Exercise details: In the records below, find each line with the word "filled" and copy it.

[START Recorded information]

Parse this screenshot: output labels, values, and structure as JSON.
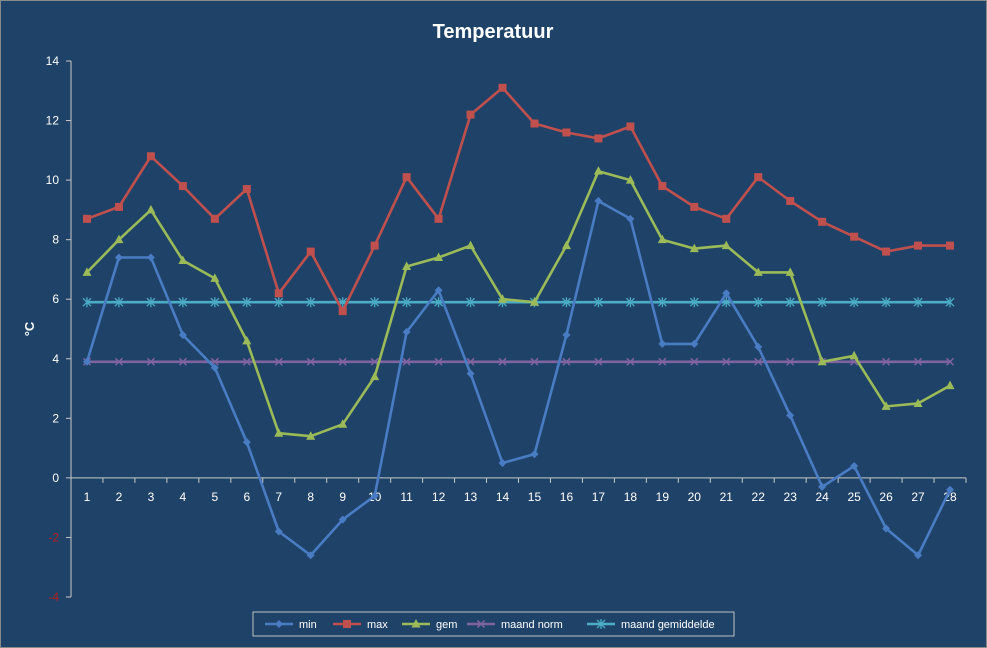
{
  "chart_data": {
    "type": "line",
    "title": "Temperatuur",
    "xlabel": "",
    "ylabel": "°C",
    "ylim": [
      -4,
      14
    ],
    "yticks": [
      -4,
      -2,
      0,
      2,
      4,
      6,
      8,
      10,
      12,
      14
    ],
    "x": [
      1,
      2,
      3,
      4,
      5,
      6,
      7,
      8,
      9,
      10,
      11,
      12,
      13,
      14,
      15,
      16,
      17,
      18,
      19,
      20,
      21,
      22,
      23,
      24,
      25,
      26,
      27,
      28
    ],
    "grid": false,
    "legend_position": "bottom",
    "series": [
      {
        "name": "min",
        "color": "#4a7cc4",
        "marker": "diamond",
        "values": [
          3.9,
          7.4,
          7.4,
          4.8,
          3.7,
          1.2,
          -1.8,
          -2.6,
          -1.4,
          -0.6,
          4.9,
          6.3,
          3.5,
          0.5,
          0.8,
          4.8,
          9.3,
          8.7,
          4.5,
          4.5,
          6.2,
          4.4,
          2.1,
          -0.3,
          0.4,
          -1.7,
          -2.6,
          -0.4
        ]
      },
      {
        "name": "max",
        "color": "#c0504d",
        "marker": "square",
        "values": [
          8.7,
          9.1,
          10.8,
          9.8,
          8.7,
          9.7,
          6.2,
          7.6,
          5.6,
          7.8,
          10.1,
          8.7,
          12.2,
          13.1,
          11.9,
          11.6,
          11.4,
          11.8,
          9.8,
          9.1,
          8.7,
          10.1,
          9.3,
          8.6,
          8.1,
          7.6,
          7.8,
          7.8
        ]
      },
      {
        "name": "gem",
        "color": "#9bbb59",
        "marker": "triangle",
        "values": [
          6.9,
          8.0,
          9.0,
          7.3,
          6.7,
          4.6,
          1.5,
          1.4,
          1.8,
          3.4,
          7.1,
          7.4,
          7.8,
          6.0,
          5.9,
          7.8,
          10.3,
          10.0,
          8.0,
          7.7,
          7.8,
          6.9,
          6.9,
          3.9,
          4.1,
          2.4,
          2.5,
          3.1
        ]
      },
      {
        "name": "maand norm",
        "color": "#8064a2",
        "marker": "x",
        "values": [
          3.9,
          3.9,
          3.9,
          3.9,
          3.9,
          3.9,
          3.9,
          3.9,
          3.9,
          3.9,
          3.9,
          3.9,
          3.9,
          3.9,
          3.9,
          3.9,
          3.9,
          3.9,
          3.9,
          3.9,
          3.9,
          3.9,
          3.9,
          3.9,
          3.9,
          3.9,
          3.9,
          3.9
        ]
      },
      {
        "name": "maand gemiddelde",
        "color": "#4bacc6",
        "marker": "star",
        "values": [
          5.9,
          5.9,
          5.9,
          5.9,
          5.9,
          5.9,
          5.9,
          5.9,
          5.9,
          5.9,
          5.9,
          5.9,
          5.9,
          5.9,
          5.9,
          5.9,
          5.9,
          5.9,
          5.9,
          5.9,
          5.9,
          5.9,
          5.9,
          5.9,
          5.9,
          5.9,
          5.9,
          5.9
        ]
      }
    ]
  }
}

[END Recorded information]
[START Recorded information]

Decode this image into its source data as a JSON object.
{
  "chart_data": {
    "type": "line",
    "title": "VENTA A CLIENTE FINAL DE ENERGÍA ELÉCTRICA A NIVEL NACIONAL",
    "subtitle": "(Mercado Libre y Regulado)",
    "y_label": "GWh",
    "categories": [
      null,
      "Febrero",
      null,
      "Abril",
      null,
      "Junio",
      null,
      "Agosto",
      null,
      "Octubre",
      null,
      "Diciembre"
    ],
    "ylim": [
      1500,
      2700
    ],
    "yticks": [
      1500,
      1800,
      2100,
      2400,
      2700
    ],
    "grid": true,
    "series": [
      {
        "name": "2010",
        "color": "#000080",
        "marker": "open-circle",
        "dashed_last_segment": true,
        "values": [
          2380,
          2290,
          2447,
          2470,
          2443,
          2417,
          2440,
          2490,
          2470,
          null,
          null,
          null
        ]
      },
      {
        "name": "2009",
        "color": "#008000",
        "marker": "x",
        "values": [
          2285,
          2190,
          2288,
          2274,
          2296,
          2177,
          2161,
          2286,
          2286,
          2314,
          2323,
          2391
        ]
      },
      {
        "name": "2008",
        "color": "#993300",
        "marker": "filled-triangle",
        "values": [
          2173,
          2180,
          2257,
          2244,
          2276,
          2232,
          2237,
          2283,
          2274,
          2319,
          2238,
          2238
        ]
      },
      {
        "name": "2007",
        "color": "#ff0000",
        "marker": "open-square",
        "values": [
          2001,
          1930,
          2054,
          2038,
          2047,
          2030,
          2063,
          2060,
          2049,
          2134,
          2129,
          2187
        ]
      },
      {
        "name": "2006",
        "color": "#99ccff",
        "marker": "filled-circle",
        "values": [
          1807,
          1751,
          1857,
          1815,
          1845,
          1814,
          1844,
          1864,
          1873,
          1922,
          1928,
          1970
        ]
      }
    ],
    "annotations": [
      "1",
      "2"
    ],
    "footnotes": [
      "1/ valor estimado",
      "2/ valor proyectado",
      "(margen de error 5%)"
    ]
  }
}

[END Recorded information]

Response:
        "marker": "filled-triangle",
        "marker": "filled-circle",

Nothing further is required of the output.